• [YOUR OBJECTIVE]: Omit every picture and return the rest of the data unaltered.

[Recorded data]
+++++
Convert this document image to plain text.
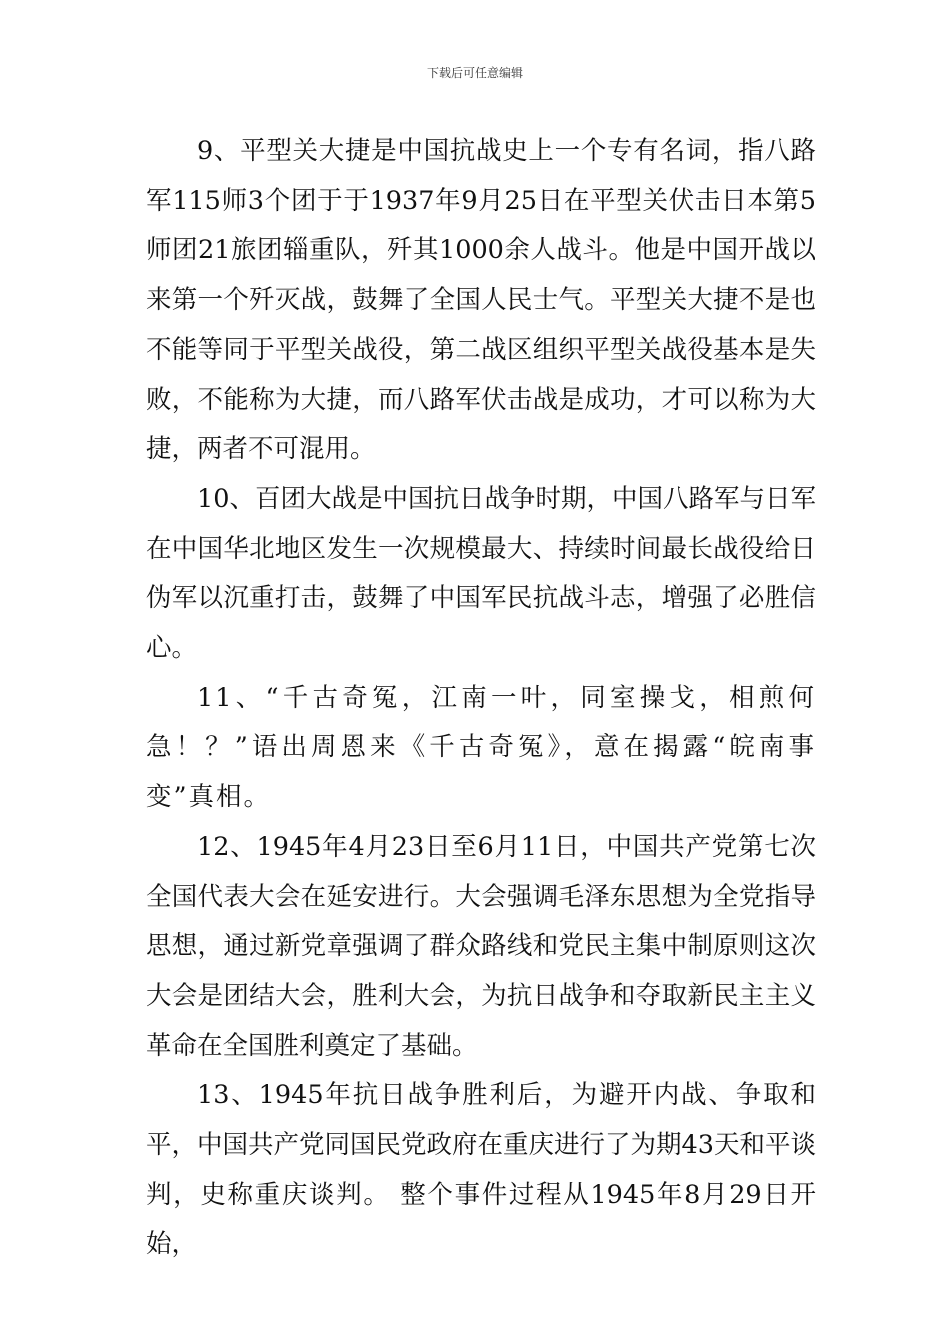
下载后可任意编辑

9、平型关大捷是中国抗战史上一个专有名词，指八路军115师3个团于于1937年9月25日在平型关伏击日本第5师团21旅团辎重队，歼其1000余人战斗。他是中国开战以来第一个歼灭战，鼓舞了全国人民士气。平型关大捷不是也不能等同于平型关战役，第二战区组织平型关战役基本是失败，不能称为大捷，而八路军伏击战是成功，才可以称为大捷，两者不可混用。

10、百团大战是中国抗日战争时期，中国八路军与日军在中国华北地区发生一次规模最大、持续时间最长战役给日伪军以沉重打击，鼓舞了中国军民抗战斗志，增强了必胜信心。

11、“千古奇冤，江南一叶，同室操戈，相煎何急！？”语出周恩来《千古奇冤》，意在揭露“皖南事变”真相。

12、1945年4月23日至6月11日，中国共产党第七次全国代表大会在延安进行。大会强调毛泽东思想为全党指导思想，通过新党章强调了群众路线和党民主集中制原则这次大会是团结大会，胜利大会，为抗日战争和夺取新民主主义革命在全国胜利奠定了基础。

13、1945年抗日战争胜利后，为避开内战、争取和平，中国共产党同国民党政府在重庆进行了为期43天和平谈判，史称重庆谈判。 整个事件过程从1945年8月29日开始，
+++++
• [OUTPUT FOR THIS EXERCISE]:
Convert this document image to plain text.
下载后可任意编辑

9、平型关大捷是中国抗战史上一个专有名词，指八路军115师3个团于于1937年9月25日在平型关伏击日本第5师团21旅团辎重队，歼其1000余人战斗。他是中国开战以来第一个歼灭战，鼓舞了全国人民士气。平型关大捷不是也不能等同于平型关战役，第二战区组织平型关战役基本是失败，不能称为大捷，而八路军伏击战是成功，才可以称为大捷，两者不可混用。

10、百团大战是中国抗日战争时期，中国八路军与日军在中国华北地区发生一次规模最大、持续时间最长战役给日伪军以沉重打击，鼓舞了中国军民抗战斗志，增强了必胜信心。

11、“千古奇冤，江南一叶，同室操戈，相煎何急！？”语出周恩来《千古奇冤》，意在揭露“皖南事变”真相。

12、1945年4月23日至6月11日，中国共产党第七次全国代表大会在延安进行。大会强调毛泽东思想为全党指导思想，通过新党章强调了群众路线和党民主集中制原则这次大会是团结大会，胜利大会，为抗日战争和夺取新民主主义革命在全国胜利奠定了基础。

13、1945年抗日战争胜利后，为避开内战、争取和平，中国共产党同国民党政府在重庆进行了为期43天和平谈判，史称重庆谈判。 整个事件过程从1945年8月29日开始，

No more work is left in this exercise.